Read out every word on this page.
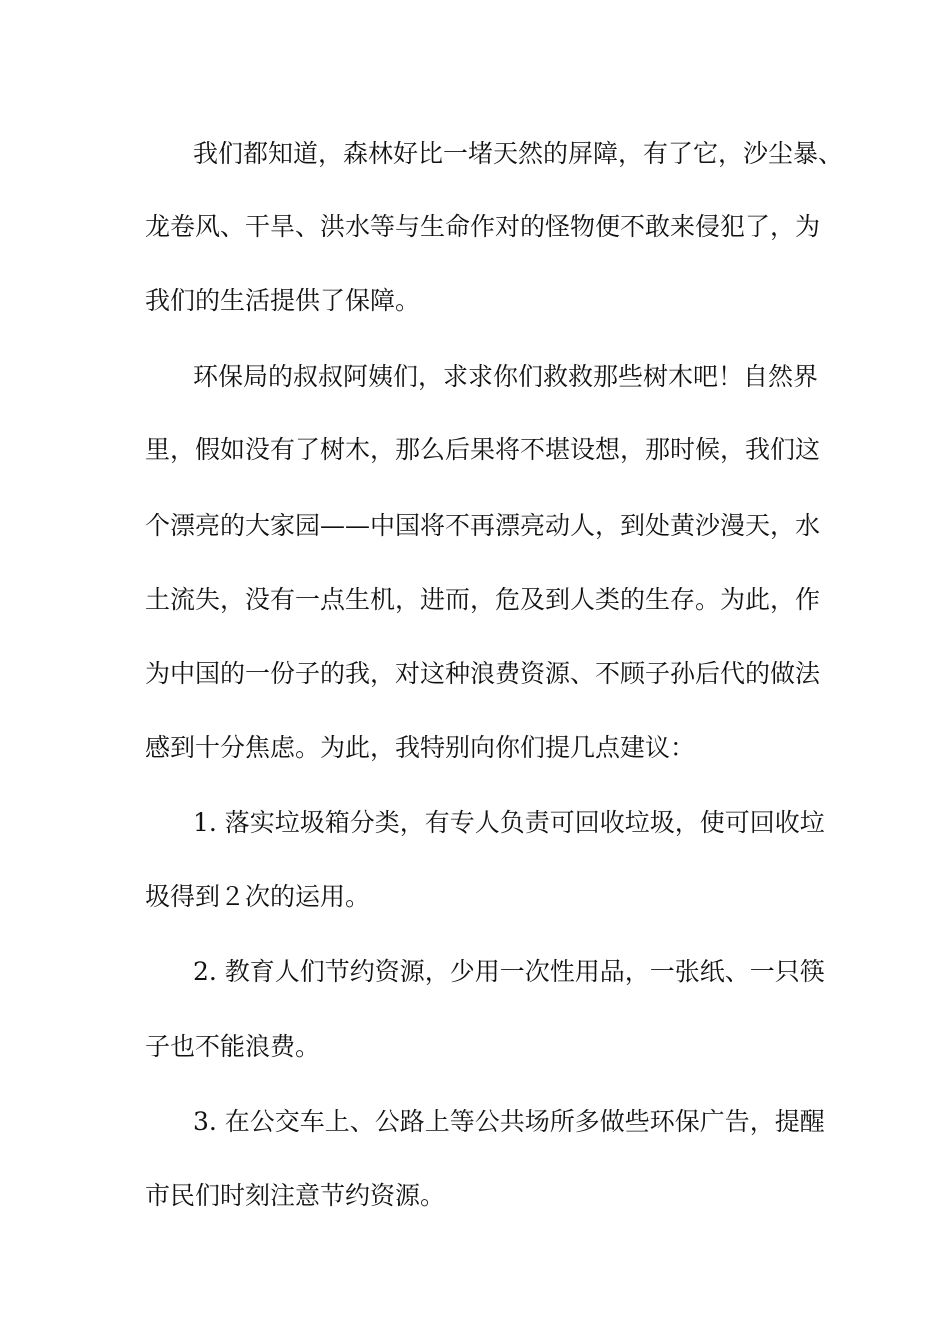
我们都知道，森林好比一堵天然的屏障，有了它，沙尘暴、
龙卷风、干旱、洪水等与生命作对的怪物便不敢来侵犯了，为
我们的生活提供了保障。
环保局的叔叔阿姨们，求求你们救救那些树木吧！自然界
里，假如没有了树木，那么后果将不堪设想，那时候，我们这
个漂亮的大家园——中国将不再漂亮动人，到处黄沙漫天，水
土流失，没有一点生机，进而，危及到人类的生存。为此，作
为中国的一份子的我，对这种浪费资源、不顾子孙后代的做法
感到十分焦虑。为此，我特别向你们提几点建议：
1. 落实垃圾箱分类，有专人负责可回收垃圾，使可回收垃
圾得到２次的运用。
2. 教育人们节约资源，少用一次性用品，一张纸、一只筷
子也不能浪费。
3. 在公交车上、公路上等公共场所多做些环保广告，提醒
市民们时刻注意节约资源。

——

Stated exercise: Retype every entry verbatim and exclude the pictures from the copy.

Answer in full:
Read out every word on this page.
我们都知道，森林好比一堵天然的屏障，有了它，沙尘暴、
龙卷风、干旱、洪水等与生命作对的怪物便不敢来侵犯了，为
我们的生活提供了保障。
环保局的叔叔阿姨们，求求你们救救那些树木吧！自然界
里，假如没有了树木，那么后果将不堪设想，那时候，我们这
个漂亮的大家园——中国将不再漂亮动人，到处黄沙漫天，水
土流失，没有一点生机，进而，危及到人类的生存。为此，作
为中国的一份子的我，对这种浪费资源、不顾子孙后代的做法
感到十分焦虑。为此，我特别向你们提几点建议：
1. 落实垃圾箱分类，有专人负责可回收垃圾，使可回收垃
圾得到２次的运用。
2. 教育人们节约资源，少用一次性用品，一张纸、一只筷
子也不能浪费。
3. 在公交车上、公路上等公共场所多做些环保广告，提醒
市民们时刻注意节约资源。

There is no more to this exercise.